What you have to do. Search the material and gather each line with "title" in it.

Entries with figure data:

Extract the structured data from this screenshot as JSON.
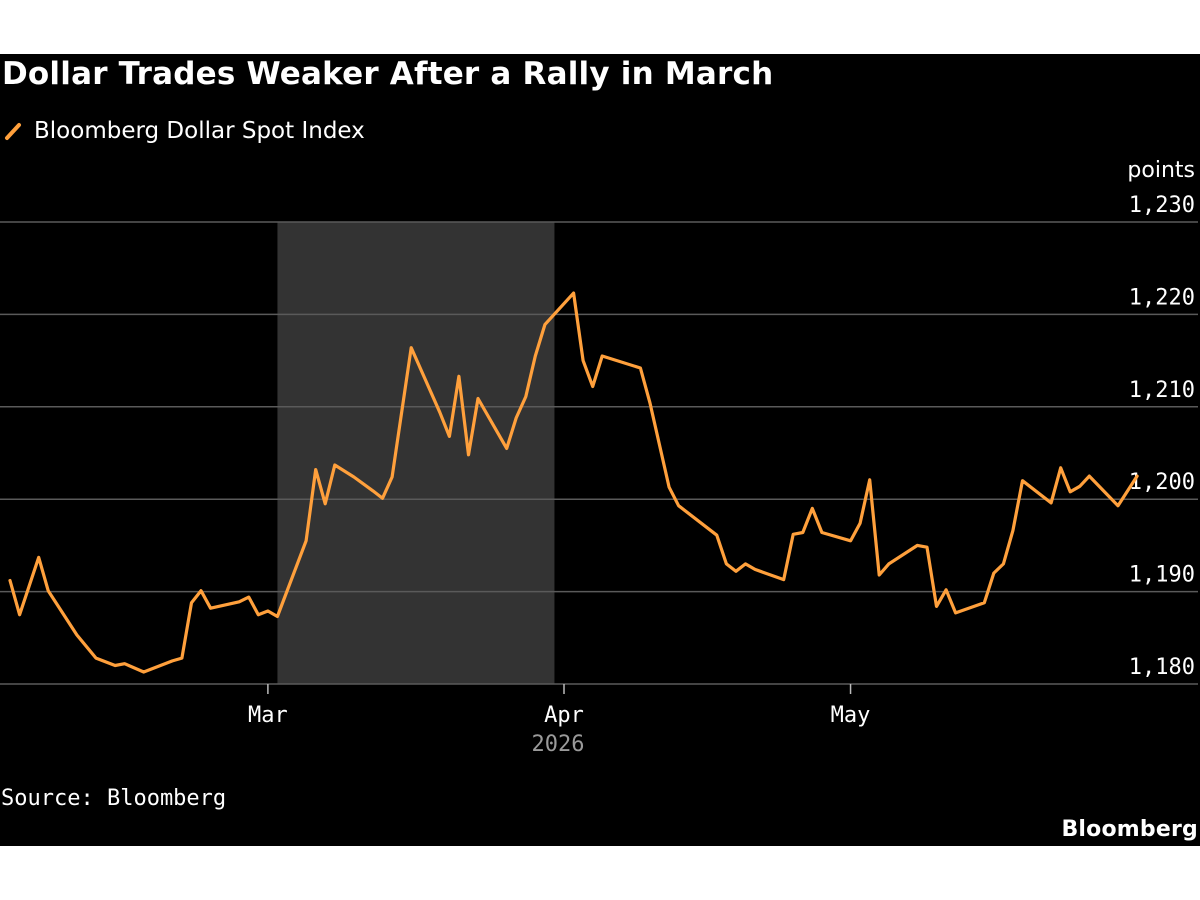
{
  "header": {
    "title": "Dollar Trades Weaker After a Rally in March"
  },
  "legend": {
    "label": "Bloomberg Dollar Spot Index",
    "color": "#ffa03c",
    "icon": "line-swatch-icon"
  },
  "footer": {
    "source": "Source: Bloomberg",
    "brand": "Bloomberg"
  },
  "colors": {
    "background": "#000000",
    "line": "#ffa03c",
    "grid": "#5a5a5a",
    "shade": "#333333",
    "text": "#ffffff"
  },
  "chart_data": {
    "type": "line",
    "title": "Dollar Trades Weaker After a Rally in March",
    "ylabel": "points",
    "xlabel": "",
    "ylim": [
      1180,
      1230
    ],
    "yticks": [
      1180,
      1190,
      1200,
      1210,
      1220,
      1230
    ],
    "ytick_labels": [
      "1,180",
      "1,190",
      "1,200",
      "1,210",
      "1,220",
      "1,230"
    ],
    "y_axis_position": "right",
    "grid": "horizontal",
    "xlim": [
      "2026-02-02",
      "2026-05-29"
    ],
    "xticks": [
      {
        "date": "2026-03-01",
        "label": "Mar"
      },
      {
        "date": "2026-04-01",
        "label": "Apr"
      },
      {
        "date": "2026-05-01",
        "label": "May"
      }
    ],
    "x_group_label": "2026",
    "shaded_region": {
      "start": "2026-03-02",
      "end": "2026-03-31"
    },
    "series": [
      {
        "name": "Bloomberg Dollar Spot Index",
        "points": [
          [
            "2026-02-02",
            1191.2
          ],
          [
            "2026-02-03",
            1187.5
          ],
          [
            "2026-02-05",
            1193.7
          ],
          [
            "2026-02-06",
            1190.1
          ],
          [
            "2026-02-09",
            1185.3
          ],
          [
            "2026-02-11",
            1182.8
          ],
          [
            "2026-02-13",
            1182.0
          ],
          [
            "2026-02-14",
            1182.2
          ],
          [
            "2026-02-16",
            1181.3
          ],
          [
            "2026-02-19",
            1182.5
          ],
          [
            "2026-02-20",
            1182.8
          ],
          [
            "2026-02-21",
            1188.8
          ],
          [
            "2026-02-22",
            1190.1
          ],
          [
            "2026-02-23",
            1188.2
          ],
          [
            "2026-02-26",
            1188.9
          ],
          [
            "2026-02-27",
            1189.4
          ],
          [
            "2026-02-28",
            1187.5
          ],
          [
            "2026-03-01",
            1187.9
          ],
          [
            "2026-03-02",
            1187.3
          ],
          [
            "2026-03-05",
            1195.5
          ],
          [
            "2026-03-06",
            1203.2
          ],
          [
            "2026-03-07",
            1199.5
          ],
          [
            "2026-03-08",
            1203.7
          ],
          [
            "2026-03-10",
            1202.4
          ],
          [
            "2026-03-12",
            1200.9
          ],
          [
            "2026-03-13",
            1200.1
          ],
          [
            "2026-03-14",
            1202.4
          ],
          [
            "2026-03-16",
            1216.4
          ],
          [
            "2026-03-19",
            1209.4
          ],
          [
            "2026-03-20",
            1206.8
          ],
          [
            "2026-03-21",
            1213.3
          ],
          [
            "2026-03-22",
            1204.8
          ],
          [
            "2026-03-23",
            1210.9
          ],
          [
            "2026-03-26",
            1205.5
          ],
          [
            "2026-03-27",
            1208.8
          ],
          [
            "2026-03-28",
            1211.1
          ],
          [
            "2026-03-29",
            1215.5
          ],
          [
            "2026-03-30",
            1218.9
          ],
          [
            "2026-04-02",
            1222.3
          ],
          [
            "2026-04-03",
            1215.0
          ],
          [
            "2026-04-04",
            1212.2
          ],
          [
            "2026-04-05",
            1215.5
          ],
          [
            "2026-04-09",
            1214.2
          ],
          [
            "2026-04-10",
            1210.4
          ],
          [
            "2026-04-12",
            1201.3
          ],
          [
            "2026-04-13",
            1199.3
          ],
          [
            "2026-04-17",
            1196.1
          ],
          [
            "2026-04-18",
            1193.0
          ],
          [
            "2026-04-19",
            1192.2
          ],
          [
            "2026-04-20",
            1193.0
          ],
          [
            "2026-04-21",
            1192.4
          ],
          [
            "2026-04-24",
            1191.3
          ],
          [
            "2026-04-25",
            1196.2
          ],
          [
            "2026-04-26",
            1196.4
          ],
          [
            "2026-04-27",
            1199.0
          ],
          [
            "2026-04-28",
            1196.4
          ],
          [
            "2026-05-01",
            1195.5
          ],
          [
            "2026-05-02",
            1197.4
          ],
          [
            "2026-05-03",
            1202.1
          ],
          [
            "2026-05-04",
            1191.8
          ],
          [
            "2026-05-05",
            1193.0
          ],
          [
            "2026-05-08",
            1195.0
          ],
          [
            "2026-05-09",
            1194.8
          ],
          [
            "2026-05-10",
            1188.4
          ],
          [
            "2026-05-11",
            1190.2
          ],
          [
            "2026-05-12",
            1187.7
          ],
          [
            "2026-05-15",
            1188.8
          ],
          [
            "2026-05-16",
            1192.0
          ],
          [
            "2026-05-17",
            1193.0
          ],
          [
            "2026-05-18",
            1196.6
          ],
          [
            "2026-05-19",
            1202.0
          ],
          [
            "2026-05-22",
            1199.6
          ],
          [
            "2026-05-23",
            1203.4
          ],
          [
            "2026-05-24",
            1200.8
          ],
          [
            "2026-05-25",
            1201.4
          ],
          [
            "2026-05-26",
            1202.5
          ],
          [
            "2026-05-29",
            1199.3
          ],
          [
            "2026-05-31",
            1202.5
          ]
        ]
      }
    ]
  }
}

Solution to this task.
    "title": "Dollar Trades Weaker After a Rally in March"
    "title": "Dollar Trades Weaker After a Rally in March",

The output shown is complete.